# YOUR TASK:
Collect all lines from the records below that include the word "this".

# EXTRACTED MATERIAL:
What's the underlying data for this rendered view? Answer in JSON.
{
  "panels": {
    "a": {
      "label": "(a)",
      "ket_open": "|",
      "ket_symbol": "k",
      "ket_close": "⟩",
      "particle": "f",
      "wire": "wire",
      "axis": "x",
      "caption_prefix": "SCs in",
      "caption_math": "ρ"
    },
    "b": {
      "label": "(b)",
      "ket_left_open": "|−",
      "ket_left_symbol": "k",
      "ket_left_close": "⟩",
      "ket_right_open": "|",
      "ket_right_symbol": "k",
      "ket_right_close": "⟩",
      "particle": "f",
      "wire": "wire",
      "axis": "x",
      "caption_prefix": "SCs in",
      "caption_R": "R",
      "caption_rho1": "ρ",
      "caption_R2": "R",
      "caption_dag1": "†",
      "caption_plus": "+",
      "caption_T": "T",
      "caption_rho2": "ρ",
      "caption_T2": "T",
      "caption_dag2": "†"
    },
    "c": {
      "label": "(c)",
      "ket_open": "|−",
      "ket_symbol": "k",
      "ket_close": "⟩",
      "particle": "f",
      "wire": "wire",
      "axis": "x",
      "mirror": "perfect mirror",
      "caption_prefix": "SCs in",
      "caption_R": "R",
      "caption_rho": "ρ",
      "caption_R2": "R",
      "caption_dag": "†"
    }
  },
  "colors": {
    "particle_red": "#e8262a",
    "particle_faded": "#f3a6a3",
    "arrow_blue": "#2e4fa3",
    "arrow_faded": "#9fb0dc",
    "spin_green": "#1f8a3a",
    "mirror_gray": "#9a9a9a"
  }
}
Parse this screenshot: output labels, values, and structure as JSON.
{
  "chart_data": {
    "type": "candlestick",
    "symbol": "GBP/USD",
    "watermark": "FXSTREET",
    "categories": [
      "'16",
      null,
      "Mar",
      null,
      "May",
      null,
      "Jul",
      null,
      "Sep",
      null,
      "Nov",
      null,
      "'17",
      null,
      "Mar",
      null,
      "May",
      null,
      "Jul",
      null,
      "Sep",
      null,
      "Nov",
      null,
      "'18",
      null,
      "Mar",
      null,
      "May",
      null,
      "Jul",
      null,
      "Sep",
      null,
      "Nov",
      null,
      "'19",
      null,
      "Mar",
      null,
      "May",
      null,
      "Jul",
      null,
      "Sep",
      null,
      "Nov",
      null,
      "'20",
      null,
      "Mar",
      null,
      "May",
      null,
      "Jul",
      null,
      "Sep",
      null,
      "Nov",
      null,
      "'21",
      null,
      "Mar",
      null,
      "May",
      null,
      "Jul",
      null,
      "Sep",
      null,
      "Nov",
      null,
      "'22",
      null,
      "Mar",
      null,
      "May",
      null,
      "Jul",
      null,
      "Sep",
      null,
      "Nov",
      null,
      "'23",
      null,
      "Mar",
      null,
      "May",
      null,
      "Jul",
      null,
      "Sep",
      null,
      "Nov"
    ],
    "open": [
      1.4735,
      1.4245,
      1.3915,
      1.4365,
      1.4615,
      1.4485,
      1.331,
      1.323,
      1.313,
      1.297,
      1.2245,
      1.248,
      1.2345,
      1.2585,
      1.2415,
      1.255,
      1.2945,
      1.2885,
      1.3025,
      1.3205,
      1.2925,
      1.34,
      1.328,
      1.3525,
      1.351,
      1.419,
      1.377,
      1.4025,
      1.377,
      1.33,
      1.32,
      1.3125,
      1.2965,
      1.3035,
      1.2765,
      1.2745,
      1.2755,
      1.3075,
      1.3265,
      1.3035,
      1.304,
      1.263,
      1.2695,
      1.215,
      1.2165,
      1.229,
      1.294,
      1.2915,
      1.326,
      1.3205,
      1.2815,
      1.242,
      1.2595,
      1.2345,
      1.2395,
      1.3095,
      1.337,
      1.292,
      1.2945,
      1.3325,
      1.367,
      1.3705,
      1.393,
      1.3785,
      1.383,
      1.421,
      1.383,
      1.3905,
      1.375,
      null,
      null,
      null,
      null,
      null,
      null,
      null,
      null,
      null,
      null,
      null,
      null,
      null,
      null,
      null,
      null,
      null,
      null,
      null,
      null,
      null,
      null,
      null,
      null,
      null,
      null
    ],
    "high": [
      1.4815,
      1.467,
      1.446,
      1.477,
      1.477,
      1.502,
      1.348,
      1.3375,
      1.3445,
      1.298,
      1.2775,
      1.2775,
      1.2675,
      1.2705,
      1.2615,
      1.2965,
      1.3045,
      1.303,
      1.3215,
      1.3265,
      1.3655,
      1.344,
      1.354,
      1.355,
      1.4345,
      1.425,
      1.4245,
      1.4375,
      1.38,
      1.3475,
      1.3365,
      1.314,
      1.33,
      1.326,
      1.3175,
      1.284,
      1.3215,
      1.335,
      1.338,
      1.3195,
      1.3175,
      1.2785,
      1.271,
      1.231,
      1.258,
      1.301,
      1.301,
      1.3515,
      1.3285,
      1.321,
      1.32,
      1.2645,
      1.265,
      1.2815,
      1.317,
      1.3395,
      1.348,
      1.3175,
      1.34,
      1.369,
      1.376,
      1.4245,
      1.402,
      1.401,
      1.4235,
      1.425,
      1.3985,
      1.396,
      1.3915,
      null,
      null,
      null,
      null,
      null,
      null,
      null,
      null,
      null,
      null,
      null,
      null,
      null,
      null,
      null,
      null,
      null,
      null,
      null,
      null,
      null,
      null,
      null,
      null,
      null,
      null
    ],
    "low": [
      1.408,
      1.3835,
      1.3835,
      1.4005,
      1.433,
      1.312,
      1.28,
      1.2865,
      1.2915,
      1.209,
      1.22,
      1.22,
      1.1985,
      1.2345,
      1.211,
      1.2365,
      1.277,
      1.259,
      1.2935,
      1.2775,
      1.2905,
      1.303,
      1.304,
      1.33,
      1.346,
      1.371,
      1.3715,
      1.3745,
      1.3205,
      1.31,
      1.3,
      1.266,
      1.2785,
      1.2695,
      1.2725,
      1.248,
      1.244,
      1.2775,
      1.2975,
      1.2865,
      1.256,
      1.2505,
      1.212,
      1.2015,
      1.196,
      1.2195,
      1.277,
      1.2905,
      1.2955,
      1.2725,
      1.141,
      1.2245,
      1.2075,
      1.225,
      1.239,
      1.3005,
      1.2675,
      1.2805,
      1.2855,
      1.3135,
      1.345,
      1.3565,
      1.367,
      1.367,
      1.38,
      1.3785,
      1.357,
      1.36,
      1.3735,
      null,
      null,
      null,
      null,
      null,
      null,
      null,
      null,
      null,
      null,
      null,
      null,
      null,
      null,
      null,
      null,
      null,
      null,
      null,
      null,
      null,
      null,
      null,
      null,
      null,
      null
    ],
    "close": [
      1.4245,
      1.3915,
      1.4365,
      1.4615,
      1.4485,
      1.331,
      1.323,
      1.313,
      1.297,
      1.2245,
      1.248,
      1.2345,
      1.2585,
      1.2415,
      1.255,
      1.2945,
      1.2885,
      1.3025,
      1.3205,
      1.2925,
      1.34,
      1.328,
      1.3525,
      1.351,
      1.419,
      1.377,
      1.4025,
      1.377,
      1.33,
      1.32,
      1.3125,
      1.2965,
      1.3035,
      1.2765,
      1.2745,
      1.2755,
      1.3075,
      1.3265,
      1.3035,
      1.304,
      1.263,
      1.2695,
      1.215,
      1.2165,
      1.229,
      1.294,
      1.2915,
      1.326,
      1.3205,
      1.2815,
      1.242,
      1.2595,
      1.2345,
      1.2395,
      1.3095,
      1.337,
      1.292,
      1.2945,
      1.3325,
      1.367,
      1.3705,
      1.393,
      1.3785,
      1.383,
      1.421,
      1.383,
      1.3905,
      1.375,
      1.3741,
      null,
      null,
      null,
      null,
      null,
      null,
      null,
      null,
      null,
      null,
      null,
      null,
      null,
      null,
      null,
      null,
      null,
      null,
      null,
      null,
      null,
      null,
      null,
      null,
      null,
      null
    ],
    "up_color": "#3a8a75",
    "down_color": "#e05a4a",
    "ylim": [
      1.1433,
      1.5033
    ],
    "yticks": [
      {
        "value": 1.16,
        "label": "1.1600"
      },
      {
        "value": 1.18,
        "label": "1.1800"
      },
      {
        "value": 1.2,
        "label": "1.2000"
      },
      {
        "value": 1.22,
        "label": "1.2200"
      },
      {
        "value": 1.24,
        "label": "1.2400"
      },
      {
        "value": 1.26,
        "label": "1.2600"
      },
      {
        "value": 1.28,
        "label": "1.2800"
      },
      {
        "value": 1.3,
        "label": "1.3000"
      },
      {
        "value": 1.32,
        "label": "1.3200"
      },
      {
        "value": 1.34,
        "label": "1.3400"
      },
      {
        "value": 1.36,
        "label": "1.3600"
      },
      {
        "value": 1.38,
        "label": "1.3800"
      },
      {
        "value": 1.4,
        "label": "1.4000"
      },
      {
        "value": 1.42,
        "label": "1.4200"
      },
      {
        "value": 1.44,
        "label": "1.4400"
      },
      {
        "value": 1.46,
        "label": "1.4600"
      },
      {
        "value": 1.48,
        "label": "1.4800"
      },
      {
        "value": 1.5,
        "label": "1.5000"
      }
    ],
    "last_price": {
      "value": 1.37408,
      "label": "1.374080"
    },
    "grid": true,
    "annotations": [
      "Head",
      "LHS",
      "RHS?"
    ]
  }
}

# RESPONSE:
What's the underlying data for this rendered view? Answer in JSON.
Parse this screenshot: output labels, values, and structure as JSON.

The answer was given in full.